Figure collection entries
########################################
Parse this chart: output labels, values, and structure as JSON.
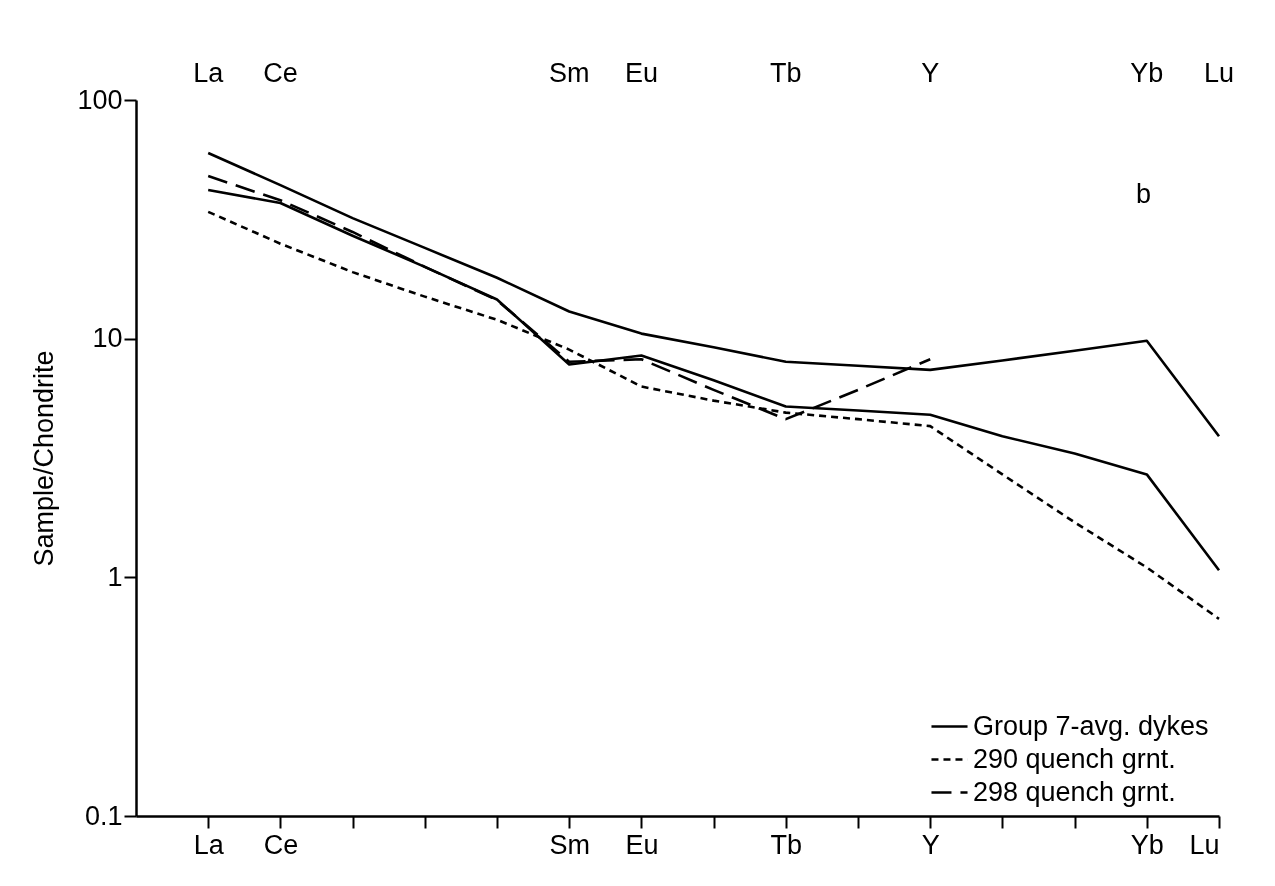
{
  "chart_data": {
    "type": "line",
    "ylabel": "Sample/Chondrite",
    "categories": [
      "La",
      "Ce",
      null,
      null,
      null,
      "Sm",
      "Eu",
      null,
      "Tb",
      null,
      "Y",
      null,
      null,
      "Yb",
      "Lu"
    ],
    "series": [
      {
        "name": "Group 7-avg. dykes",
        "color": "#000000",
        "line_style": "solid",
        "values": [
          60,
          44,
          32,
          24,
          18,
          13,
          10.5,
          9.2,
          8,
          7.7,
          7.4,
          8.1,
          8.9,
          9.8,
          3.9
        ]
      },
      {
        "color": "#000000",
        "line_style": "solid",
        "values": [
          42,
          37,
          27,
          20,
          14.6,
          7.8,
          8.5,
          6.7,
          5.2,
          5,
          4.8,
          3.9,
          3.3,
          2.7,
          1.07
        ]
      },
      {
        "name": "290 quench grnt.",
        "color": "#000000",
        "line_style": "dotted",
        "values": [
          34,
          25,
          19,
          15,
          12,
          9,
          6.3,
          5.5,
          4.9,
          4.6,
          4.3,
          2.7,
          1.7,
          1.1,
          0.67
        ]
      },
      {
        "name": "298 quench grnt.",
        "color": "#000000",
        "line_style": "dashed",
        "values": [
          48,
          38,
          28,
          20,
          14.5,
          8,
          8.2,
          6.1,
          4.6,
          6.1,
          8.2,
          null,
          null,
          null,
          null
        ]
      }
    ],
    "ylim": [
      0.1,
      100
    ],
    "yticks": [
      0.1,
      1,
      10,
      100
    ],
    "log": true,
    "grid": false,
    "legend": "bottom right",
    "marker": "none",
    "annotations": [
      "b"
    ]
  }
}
########################################
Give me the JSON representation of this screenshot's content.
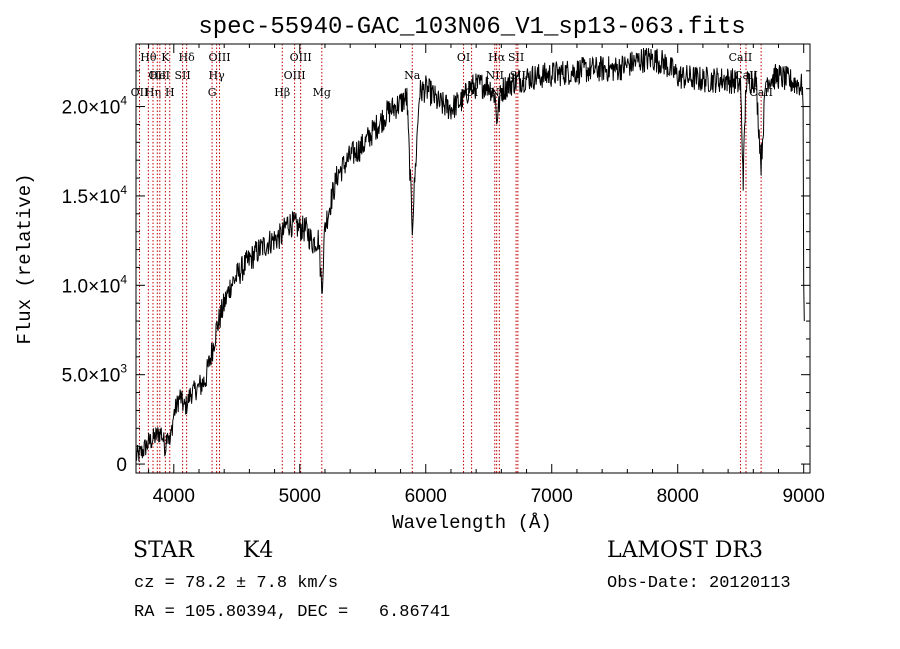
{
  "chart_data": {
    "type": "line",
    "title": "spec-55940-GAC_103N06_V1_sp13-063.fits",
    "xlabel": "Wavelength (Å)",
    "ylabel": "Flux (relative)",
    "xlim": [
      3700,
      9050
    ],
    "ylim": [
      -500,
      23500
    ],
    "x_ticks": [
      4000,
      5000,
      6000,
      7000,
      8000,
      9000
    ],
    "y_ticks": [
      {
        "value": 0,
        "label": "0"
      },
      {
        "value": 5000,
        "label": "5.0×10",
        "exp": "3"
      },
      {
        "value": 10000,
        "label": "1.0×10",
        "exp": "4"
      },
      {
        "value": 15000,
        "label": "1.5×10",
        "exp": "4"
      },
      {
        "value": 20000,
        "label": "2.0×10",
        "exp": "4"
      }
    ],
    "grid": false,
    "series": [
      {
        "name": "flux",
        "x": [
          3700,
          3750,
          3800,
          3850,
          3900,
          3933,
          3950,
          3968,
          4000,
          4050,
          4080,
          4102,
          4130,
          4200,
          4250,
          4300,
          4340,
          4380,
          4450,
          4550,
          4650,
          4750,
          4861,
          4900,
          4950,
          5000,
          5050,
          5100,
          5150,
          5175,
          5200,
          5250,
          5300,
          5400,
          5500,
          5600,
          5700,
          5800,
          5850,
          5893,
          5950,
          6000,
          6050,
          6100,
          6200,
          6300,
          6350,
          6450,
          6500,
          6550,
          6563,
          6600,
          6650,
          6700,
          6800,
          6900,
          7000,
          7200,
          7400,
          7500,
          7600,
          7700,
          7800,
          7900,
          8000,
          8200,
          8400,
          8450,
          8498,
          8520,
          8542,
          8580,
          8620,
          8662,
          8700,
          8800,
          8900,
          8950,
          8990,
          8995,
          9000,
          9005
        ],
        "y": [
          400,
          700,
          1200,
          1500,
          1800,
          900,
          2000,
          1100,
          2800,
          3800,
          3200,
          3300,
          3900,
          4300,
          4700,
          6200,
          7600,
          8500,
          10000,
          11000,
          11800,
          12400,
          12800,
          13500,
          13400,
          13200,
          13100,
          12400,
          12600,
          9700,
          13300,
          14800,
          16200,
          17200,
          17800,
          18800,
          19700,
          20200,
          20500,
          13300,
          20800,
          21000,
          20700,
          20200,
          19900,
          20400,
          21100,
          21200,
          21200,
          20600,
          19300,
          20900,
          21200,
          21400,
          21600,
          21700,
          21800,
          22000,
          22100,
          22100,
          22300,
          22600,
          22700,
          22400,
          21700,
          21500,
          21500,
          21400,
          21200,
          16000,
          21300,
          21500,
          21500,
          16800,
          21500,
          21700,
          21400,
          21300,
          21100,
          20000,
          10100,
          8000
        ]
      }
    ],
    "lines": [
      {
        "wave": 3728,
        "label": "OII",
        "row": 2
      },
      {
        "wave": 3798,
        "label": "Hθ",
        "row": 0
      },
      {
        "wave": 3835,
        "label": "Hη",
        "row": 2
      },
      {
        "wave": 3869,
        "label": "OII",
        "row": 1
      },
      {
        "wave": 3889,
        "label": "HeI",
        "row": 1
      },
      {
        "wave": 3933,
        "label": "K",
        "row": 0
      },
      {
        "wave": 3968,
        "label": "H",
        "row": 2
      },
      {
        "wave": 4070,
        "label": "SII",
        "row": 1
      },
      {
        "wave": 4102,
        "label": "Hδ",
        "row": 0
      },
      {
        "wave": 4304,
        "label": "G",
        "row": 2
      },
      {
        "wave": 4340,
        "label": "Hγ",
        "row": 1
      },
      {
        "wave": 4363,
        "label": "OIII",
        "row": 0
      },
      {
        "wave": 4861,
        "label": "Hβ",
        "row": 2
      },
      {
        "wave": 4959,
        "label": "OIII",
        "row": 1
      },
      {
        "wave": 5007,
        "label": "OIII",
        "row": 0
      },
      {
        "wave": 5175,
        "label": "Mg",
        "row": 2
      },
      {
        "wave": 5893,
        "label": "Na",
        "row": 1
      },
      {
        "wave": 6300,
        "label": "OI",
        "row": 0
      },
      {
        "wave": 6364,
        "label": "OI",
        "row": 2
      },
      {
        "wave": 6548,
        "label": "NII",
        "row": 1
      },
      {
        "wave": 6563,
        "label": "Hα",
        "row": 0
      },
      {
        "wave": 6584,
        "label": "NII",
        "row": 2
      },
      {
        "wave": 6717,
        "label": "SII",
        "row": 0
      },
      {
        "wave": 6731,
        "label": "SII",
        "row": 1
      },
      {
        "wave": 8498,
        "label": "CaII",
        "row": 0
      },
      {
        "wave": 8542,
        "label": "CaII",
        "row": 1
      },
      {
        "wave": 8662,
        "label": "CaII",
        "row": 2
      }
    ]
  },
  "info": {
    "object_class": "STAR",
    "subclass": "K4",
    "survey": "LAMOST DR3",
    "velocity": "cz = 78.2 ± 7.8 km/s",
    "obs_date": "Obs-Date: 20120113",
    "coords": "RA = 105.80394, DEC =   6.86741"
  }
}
########################################
What is the number of lines in the data holding the word "this"? Reply with that number only.

- _Expected output_: 2